**Data section**
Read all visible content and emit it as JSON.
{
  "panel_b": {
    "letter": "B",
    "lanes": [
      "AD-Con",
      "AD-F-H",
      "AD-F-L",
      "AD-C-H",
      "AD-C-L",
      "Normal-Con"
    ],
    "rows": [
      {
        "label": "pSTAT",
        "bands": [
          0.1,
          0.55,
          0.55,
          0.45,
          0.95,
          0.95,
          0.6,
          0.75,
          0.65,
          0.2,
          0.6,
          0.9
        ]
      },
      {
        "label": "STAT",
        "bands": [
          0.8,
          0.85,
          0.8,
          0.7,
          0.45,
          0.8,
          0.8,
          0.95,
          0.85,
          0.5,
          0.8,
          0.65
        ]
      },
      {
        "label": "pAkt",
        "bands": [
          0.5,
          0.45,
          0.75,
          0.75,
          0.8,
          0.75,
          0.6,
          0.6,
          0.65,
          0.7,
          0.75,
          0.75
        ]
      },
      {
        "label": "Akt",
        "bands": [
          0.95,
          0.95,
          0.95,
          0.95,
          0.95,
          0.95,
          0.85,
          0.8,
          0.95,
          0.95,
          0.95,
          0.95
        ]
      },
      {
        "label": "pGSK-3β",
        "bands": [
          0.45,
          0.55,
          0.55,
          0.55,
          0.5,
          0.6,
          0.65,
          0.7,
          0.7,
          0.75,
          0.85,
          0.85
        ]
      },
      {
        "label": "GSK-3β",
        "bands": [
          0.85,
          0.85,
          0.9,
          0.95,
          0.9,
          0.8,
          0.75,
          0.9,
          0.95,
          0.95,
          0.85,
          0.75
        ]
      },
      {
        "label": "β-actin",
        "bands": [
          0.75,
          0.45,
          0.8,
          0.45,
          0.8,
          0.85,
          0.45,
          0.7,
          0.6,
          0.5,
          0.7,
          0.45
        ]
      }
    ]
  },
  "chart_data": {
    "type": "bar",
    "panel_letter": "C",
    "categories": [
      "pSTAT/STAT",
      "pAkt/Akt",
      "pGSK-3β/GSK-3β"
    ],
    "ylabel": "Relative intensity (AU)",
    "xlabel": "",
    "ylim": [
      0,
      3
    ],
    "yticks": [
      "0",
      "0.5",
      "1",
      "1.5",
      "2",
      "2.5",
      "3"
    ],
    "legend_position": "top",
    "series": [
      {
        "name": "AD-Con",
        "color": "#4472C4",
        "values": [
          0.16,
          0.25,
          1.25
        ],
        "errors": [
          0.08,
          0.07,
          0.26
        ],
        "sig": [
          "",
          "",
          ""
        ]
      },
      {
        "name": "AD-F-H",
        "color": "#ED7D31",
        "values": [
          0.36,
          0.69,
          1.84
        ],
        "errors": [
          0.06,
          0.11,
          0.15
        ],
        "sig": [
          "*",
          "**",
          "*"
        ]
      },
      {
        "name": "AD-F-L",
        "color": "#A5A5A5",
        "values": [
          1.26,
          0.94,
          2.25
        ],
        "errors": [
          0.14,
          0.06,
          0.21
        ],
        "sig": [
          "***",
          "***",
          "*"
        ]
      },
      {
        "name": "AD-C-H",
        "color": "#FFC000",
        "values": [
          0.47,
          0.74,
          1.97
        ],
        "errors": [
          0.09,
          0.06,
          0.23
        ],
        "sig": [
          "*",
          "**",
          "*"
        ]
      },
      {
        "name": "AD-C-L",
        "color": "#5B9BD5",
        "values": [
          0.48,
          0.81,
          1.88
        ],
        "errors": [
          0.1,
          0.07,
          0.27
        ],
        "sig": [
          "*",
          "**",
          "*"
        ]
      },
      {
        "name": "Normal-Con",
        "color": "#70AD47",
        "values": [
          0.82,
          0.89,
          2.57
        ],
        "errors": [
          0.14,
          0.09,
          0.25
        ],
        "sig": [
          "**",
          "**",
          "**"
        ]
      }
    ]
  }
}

**Stated task**
The listing above must be transcribed exactly, line by line.

**Full output**
Read all visible content and emit it as JSON.
{
  "panel_b": {
    "letter": "B",
    "lanes": [
      "AD-Con",
      "AD-F-H",
      "AD-F-L",
      "AD-C-H",
      "AD-C-L",
      "Normal-Con"
    ],
    "rows": [
      {
        "label": "pSTAT",
        "bands": [
          0.1,
          0.55,
          0.55,
          0.45,
          0.95,
          0.95,
          0.6,
          0.75,
          0.65,
          0.2,
          0.6,
          0.9
        ]
      },
      {
        "label": "STAT",
        "bands": [
          0.8,
          0.85,
          0.8,
          0.7,
          0.45,
          0.8,
          0.8,
          0.95,
          0.85,
          0.5,
          0.8,
          0.65
        ]
      },
      {
        "label": "pAkt",
        "bands": [
          0.5,
          0.45,
          0.75,
          0.75,
          0.8,
          0.75,
          0.6,
          0.6,
          0.65,
          0.7,
          0.75,
          0.75
        ]
      },
      {
        "label": "Akt",
        "bands": [
          0.95,
          0.95,
          0.95,
          0.95,
          0.95,
          0.95,
          0.85,
          0.8,
          0.95,
          0.95,
          0.95,
          0.95
        ]
      },
      {
        "label": "pGSK-3β",
        "bands": [
          0.45,
          0.55,
          0.55,
          0.55,
          0.5,
          0.6,
          0.65,
          0.7,
          0.7,
          0.75,
          0.85,
          0.85
        ]
      },
      {
        "label": "GSK-3β",
        "bands": [
          0.85,
          0.85,
          0.9,
          0.95,
          0.9,
          0.8,
          0.75,
          0.9,
          0.95,
          0.95,
          0.85,
          0.75
        ]
      },
      {
        "label": "β-actin",
        "bands": [
          0.75,
          0.45,
          0.8,
          0.45,
          0.8,
          0.85,
          0.45,
          0.7,
          0.6,
          0.5,
          0.7,
          0.45
        ]
      }
    ]
  },
  "chart_data": {
    "type": "bar",
    "panel_letter": "C",
    "categories": [
      "pSTAT/STAT",
      "pAkt/Akt",
      "pGSK-3β/GSK-3β"
    ],
    "ylabel": "Relative intensity (AU)",
    "xlabel": "",
    "ylim": [
      0,
      3
    ],
    "yticks": [
      "0",
      "0.5",
      "1",
      "1.5",
      "2",
      "2.5",
      "3"
    ],
    "legend_position": "top",
    "series": [
      {
        "name": "AD-Con",
        "color": "#4472C4",
        "values": [
          0.16,
          0.25,
          1.25
        ],
        "errors": [
          0.08,
          0.07,
          0.26
        ],
        "sig": [
          "",
          "",
          ""
        ]
      },
      {
        "name": "AD-F-H",
        "color": "#ED7D31",
        "values": [
          0.36,
          0.69,
          1.84
        ],
        "errors": [
          0.06,
          0.11,
          0.15
        ],
        "sig": [
          "*",
          "**",
          "*"
        ]
      },
      {
        "name": "AD-F-L",
        "color": "#A5A5A5",
        "values": [
          1.26,
          0.94,
          2.25
        ],
        "errors": [
          0.14,
          0.06,
          0.21
        ],
        "sig": [
          "***",
          "***",
          "*"
        ]
      },
      {
        "name": "AD-C-H",
        "color": "#FFC000",
        "values": [
          0.47,
          0.74,
          1.97
        ],
        "errors": [
          0.09,
          0.06,
          0.23
        ],
        "sig": [
          "*",
          "**",
          "*"
        ]
      },
      {
        "name": "AD-C-L",
        "color": "#5B9BD5",
        "values": [
          0.48,
          0.81,
          1.88
        ],
        "errors": [
          0.1,
          0.07,
          0.27
        ],
        "sig": [
          "*",
          "**",
          "*"
        ]
      },
      {
        "name": "Normal-Con",
        "color": "#70AD47",
        "values": [
          0.82,
          0.89,
          2.57
        ],
        "errors": [
          0.14,
          0.09,
          0.25
        ],
        "sig": [
          "**",
          "**",
          "**"
        ]
      }
    ]
  }
}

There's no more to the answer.